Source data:
━━━

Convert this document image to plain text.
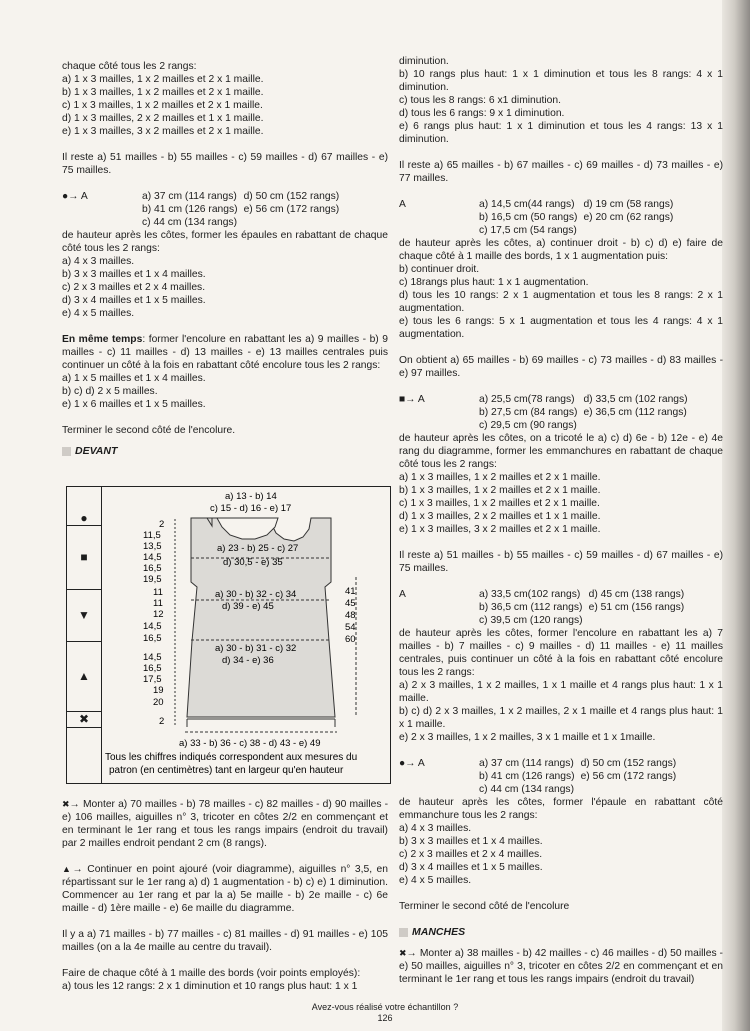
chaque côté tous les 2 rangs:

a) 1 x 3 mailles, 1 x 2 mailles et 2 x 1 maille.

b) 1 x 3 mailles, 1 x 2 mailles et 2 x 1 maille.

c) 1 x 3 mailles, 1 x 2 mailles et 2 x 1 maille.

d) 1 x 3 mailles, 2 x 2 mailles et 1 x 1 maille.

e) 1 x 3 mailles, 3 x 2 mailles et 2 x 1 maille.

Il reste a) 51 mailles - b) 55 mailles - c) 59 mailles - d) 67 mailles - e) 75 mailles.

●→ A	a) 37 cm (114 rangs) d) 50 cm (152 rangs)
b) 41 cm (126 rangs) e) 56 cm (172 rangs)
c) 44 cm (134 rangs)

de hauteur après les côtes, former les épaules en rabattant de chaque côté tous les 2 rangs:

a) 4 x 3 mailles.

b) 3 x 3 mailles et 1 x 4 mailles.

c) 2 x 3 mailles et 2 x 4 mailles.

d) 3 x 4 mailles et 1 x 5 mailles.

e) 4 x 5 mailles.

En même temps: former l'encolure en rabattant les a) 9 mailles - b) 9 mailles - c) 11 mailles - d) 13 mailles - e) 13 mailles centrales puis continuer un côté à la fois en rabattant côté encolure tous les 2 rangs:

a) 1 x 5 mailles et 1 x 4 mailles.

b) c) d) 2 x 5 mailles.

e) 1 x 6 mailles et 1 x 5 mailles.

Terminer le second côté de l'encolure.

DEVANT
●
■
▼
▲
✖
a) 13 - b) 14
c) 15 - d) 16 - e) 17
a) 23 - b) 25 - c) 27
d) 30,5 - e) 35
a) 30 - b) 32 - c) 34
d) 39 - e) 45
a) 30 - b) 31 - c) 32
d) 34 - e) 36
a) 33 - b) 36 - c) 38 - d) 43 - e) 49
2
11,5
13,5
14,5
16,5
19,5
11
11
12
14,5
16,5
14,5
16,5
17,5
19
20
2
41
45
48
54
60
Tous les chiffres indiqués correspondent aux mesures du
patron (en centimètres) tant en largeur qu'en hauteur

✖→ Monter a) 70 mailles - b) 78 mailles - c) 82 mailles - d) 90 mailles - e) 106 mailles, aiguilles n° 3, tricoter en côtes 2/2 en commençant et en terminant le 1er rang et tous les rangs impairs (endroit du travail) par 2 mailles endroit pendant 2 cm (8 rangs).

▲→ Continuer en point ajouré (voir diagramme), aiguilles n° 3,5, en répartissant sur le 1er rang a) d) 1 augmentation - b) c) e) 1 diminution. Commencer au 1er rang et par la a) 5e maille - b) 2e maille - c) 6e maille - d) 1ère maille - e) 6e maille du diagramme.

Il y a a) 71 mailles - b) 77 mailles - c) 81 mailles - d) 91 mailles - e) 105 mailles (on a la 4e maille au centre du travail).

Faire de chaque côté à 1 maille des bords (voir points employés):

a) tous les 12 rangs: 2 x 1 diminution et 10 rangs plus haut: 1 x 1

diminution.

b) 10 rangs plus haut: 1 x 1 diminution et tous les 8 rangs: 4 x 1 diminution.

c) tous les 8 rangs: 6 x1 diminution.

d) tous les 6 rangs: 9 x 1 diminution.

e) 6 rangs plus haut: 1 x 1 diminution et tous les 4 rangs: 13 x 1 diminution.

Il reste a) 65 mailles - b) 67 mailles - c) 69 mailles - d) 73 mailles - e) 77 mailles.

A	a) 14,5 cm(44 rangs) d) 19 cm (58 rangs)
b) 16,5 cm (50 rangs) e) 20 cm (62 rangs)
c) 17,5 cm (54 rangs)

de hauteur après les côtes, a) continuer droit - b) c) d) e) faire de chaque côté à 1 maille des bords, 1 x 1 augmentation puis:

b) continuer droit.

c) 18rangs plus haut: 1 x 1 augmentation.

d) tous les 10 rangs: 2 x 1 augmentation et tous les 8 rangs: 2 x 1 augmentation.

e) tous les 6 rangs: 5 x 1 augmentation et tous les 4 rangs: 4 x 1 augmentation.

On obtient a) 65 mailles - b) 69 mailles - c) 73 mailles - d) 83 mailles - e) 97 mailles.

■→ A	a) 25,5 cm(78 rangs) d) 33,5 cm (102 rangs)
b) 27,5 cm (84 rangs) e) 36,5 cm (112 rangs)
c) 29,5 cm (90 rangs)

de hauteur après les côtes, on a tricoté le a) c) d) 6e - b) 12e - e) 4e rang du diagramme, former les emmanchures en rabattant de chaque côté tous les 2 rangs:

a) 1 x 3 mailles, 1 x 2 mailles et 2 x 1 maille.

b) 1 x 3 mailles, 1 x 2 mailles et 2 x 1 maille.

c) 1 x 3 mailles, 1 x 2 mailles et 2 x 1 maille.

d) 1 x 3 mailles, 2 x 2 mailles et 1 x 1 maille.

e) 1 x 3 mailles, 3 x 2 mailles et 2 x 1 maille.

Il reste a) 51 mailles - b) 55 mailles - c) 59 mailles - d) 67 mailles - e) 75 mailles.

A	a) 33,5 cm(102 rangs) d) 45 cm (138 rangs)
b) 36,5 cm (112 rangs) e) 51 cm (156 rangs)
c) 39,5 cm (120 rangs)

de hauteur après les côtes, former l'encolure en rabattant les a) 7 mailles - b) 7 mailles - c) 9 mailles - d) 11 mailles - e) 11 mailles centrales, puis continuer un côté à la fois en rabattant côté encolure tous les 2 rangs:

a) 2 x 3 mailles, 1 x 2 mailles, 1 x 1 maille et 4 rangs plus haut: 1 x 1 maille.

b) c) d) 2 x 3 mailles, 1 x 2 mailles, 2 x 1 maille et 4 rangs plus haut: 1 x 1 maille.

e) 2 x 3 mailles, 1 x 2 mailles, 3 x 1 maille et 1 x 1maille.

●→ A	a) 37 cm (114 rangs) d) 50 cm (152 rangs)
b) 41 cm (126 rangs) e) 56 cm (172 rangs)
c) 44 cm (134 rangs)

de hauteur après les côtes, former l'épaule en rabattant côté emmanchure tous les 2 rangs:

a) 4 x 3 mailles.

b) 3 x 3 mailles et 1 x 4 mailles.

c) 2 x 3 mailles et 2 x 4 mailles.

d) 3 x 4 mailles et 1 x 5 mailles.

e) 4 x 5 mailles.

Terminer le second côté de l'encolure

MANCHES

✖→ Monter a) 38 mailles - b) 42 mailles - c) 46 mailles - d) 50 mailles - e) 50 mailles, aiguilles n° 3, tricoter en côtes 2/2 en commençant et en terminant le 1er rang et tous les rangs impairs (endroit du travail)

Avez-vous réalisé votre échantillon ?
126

━━━

■ **TO BE DONE**: The material above must be printed exactly, with its pictures left out.

■ **TASK OUTPUT**:
Convert this document image to plain text.
chaque côté tous les 2 rangs:

a) 1 x 3 mailles, 1 x 2 mailles et 2 x 1 maille.

b) 1 x 3 mailles, 1 x 2 mailles et 2 x 1 maille.

c) 1 x 3 mailles, 1 x 2 mailles et 2 x 1 maille.

d) 1 x 3 mailles, 2 x 2 mailles et 1 x 1 maille.

e) 1 x 3 mailles, 3 x 2 mailles et 2 x 1 maille.

Il reste a) 51 mailles - b) 55 mailles - c) 59 mailles - d) 67 mailles - e) 75 mailles.

●→ A	a) 37 cm (114 rangs) d) 50 cm (152 rangs)
b) 41 cm (126 rangs) e) 56 cm (172 rangs)
c) 44 cm (134 rangs)

de hauteur après les côtes, former les épaules en rabattant de chaque côté tous les 2 rangs:

a) 4 x 3 mailles.

b) 3 x 3 mailles et 1 x 4 mailles.

c) 2 x 3 mailles et 2 x 4 mailles.

d) 3 x 4 mailles et 1 x 5 mailles.

e) 4 x 5 mailles.

En même temps: former l'encolure en rabattant les a) 9 mailles - b) 9 mailles - c) 11 mailles - d) 13 mailles - e) 13 mailles centrales puis continuer un côté à la fois en rabattant côté encolure tous les 2 rangs:

a) 1 x 5 mailles et 1 x 4 mailles.

b) c) d) 2 x 5 mailles.

e) 1 x 6 mailles et 1 x 5 mailles.

Terminer le second côté de l'encolure.

DEVANT
●
■
▼
▲
✖
a) 13 - b) 14
c) 15 - d) 16 - e) 17
a) 23 - b) 25 - c) 27
d) 30,5 - e) 35
a) 30 - b) 32 - c) 34
d) 39 - e) 45
a) 30 - b) 31 - c) 32
d) 34 - e) 36
a) 33 - b) 36 - c) 38 - d) 43 - e) 49
2
11,5
13,5
14,5
16,5
19,5
11
11
12
14,5
16,5
14,5
16,5
17,5
19
20
2
41
45
48
54
60
Tous les chiffres indiqués correspondent aux mesures du
patron (en centimètres) tant en largeur qu'en hauteur

✖→ Monter a) 70 mailles - b) 78 mailles - c) 82 mailles - d) 90 mailles - e) 106 mailles, aiguilles n° 3, tricoter en côtes 2/2 en commençant et en terminant le 1er rang et tous les rangs impairs (endroit du travail) par 2 mailles endroit pendant 2 cm (8 rangs).

▲→ Continuer en point ajouré (voir diagramme), aiguilles n° 3,5, en répartissant sur le 1er rang a) d) 1 augmentation - b) c) e) 1 diminution. Commencer au 1er rang et par la a) 5e maille - b) 2e maille - c) 6e maille - d) 1ère maille - e) 6e maille du diagramme.

Il y a a) 71 mailles - b) 77 mailles - c) 81 mailles - d) 91 mailles - e) 105 mailles (on a la 4e maille au centre du travail).

Faire de chaque côté à 1 maille des bords (voir points employés):

a) tous les 12 rangs: 2 x 1 diminution et 10 rangs plus haut: 1 x 1

diminution.

b) 10 rangs plus haut: 1 x 1 diminution et tous les 8 rangs: 4 x 1 diminution.

c) tous les 8 rangs: 6 x1 diminution.

d) tous les 6 rangs: 9 x 1 diminution.

e) 6 rangs plus haut: 1 x 1 diminution et tous les 4 rangs: 13 x 1 diminution.

Il reste a) 65 mailles - b) 67 mailles - c) 69 mailles - d) 73 mailles - e) 77 mailles.

A	a) 14,5 cm(44 rangs) d) 19 cm (58 rangs)
b) 16,5 cm (50 rangs) e) 20 cm (62 rangs)
c) 17,5 cm (54 rangs)

de hauteur après les côtes, a) continuer droit - b) c) d) e) faire de chaque côté à 1 maille des bords, 1 x 1 augmentation puis:

b) continuer droit.

c) 18rangs plus haut: 1 x 1 augmentation.

d) tous les 10 rangs: 2 x 1 augmentation et tous les 8 rangs: 2 x 1 augmentation.

e) tous les 6 rangs: 5 x 1 augmentation et tous les 4 rangs: 4 x 1 augmentation.

On obtient a) 65 mailles - b) 69 mailles - c) 73 mailles - d) 83 mailles - e) 97 mailles.

■→ A	a) 25,5 cm(78 rangs) d) 33,5 cm (102 rangs)
b) 27,5 cm (84 rangs) e) 36,5 cm (112 rangs)
c) 29,5 cm (90 rangs)

de hauteur après les côtes, on a tricoté le a) c) d) 6e - b) 12e - e) 4e rang du diagramme, former les emmanchures en rabattant de chaque côté tous les 2 rangs:

a) 1 x 3 mailles, 1 x 2 mailles et 2 x 1 maille.

b) 1 x 3 mailles, 1 x 2 mailles et 2 x 1 maille.

c) 1 x 3 mailles, 1 x 2 mailles et 2 x 1 maille.

d) 1 x 3 mailles, 2 x 2 mailles et 1 x 1 maille.

e) 1 x 3 mailles, 3 x 2 mailles et 2 x 1 maille.

Il reste a) 51 mailles - b) 55 mailles - c) 59 mailles - d) 67 mailles - e) 75 mailles.

A	a) 33,5 cm(102 rangs) d) 45 cm (138 rangs)
b) 36,5 cm (112 rangs) e) 51 cm (156 rangs)
c) 39,5 cm (120 rangs)

de hauteur après les côtes, former l'encolure en rabattant les a) 7 mailles - b) 7 mailles - c) 9 mailles - d) 11 mailles - e) 11 mailles centrales, puis continuer un côté à la fois en rabattant côté encolure tous les 2 rangs:

a) 2 x 3 mailles, 1 x 2 mailles, 1 x 1 maille et 4 rangs plus haut: 1 x 1 maille.

b) c) d) 2 x 3 mailles, 1 x 2 mailles, 2 x 1 maille et 4 rangs plus haut: 1 x 1 maille.

e) 2 x 3 mailles, 1 x 2 mailles, 3 x 1 maille et 1 x 1maille.

●→ A	a) 37 cm (114 rangs) d) 50 cm (152 rangs)
b) 41 cm (126 rangs) e) 56 cm (172 rangs)
c) 44 cm (134 rangs)

de hauteur après les côtes, former l'épaule en rabattant côté emmanchure tous les 2 rangs:

a) 4 x 3 mailles.

b) 3 x 3 mailles et 1 x 4 mailles.

c) 2 x 3 mailles et 2 x 4 mailles.

d) 3 x 4 mailles et 1 x 5 mailles.

e) 4 x 5 mailles.

Terminer le second côté de l'encolure

MANCHES

✖→ Monter a) 38 mailles - b) 42 mailles - c) 46 mailles - d) 50 mailles - e) 50 mailles, aiguilles n° 3, tricoter en côtes 2/2 en commençant et en terminant le 1er rang et tous les rangs impairs (endroit du travail)

Avez-vous réalisé votre échantillon ?
126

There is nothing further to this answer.